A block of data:
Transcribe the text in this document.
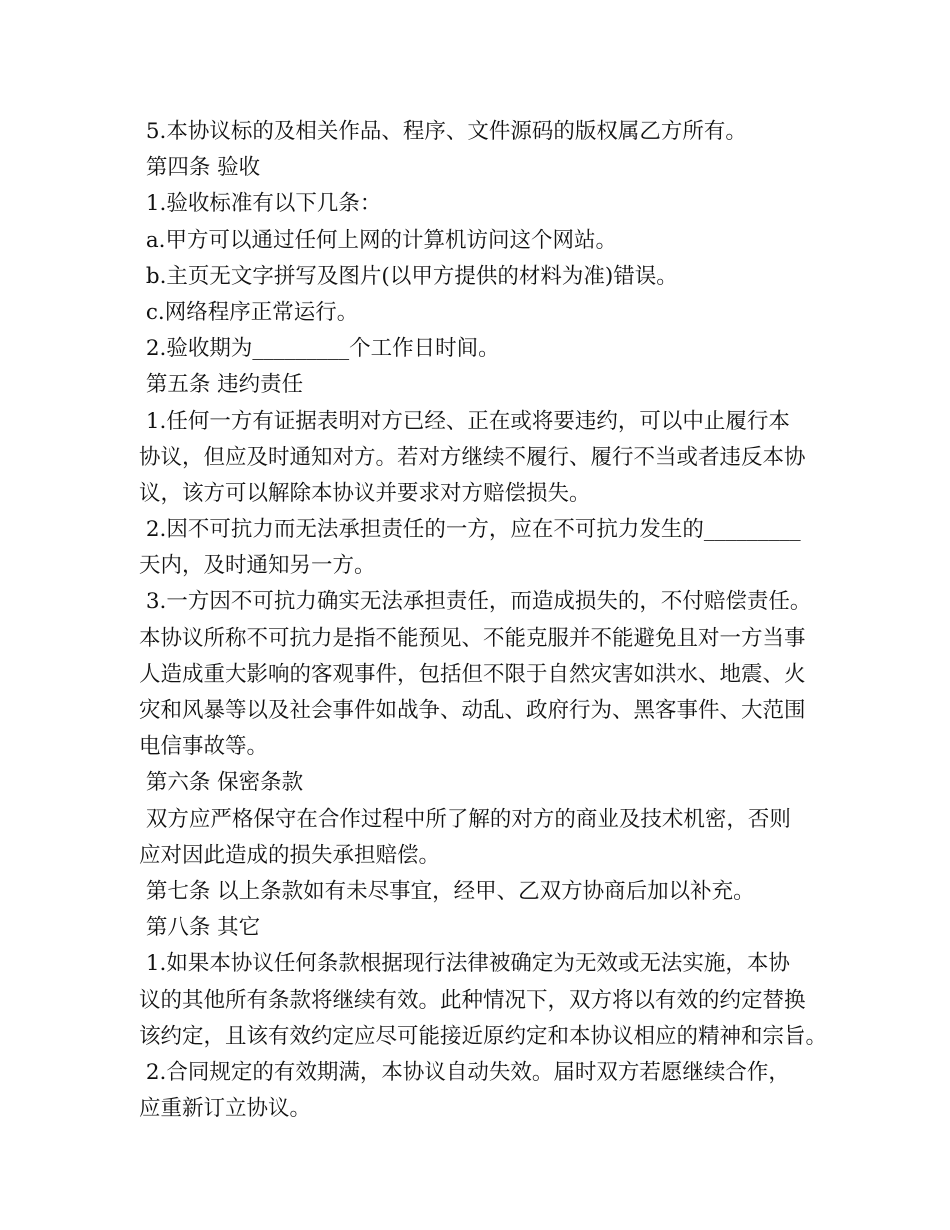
5.本协议标的及相关作品、程序、文件源码的版权属乙方所有。
第四条 验收
1.验收标准有以下几条：
a.甲方可以通过任何上网的计算机访问这个网站。
b.主页无文字拼写及图片(以甲方提供的材料为准)错误。
c.网络程序正常运行。
2.验收期为_________个工作日时间。
第五条 违约责任
1.任何一方有证据表明对方已经、正在或将要违约，可以中止履行本
协议，但应及时通知对方。若对方继续不履行、履行不当或者违反本协
议，该方可以解除本协议并要求对方赔偿损失。
2.因不可抗力而无法承担责任的一方，应在不可抗力发生的_________
天内，及时通知另一方。
3.一方因不可抗力确实无法承担责任，而造成损失的，不付赔偿责任。
本协议所称不可抗力是指不能预见、不能克服并不能避免且对一方当事
人造成重大影响的客观事件，包括但不限于自然灾害如洪水、地震、火
灾和风暴等以及社会事件如战争、动乱、政府行为、黑客事件、大范围
电信事故等。
第六条 保密条款
双方应严格保守在合作过程中所了解的对方的商业及技术机密，否则
应对因此造成的损失承担赔偿。
第七条 以上条款如有未尽事宜，经甲、乙双方协商后加以补充。
第八条 其它
1.如果本协议任何条款根据现行法律被确定为无效或无法实施，本协
议的其他所有条款将继续有效。此种情况下，双方将以有效的约定替换
该约定，且该有效约定应尽可能接近原约定和本协议相应的精神和宗旨。
2.合同规定的有效期满，本协议自动失效。届时双方若愿继续合作，
应重新订立协议。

**Exercise brief**
Copy every line of the data exactly as written, excluding the pictures.

**Output of the task**
Transcribe the text in this document.
5.本协议标的及相关作品、程序、文件源码的版权属乙方所有。
第四条 验收
1.验收标准有以下几条：
a.甲方可以通过任何上网的计算机访问这个网站。
b.主页无文字拼写及图片(以甲方提供的材料为准)错误。
c.网络程序正常运行。
2.验收期为_________个工作日时间。
第五条 违约责任
1.任何一方有证据表明对方已经、正在或将要违约，可以中止履行本
协议，但应及时通知对方。若对方继续不履行、履行不当或者违反本协
议，该方可以解除本协议并要求对方赔偿损失。
2.因不可抗力而无法承担责任的一方，应在不可抗力发生的_________
天内，及时通知另一方。
3.一方因不可抗力确实无法承担责任，而造成损失的，不付赔偿责任。
本协议所称不可抗力是指不能预见、不能克服并不能避免且对一方当事
人造成重大影响的客观事件，包括但不限于自然灾害如洪水、地震、火
灾和风暴等以及社会事件如战争、动乱、政府行为、黑客事件、大范围
电信事故等。
第六条 保密条款
双方应严格保守在合作过程中所了解的对方的商业及技术机密，否则
应对因此造成的损失承担赔偿。
第七条 以上条款如有未尽事宜，经甲、乙双方协商后加以补充。
第八条 其它
1.如果本协议任何条款根据现行法律被确定为无效或无法实施，本协
议的其他所有条款将继续有效。此种情况下，双方将以有效的约定替换
该约定，且该有效约定应尽可能接近原约定和本协议相应的精神和宗旨。
2.合同规定的有效期满，本协议自动失效。届时双方若愿继续合作，
应重新订立协议。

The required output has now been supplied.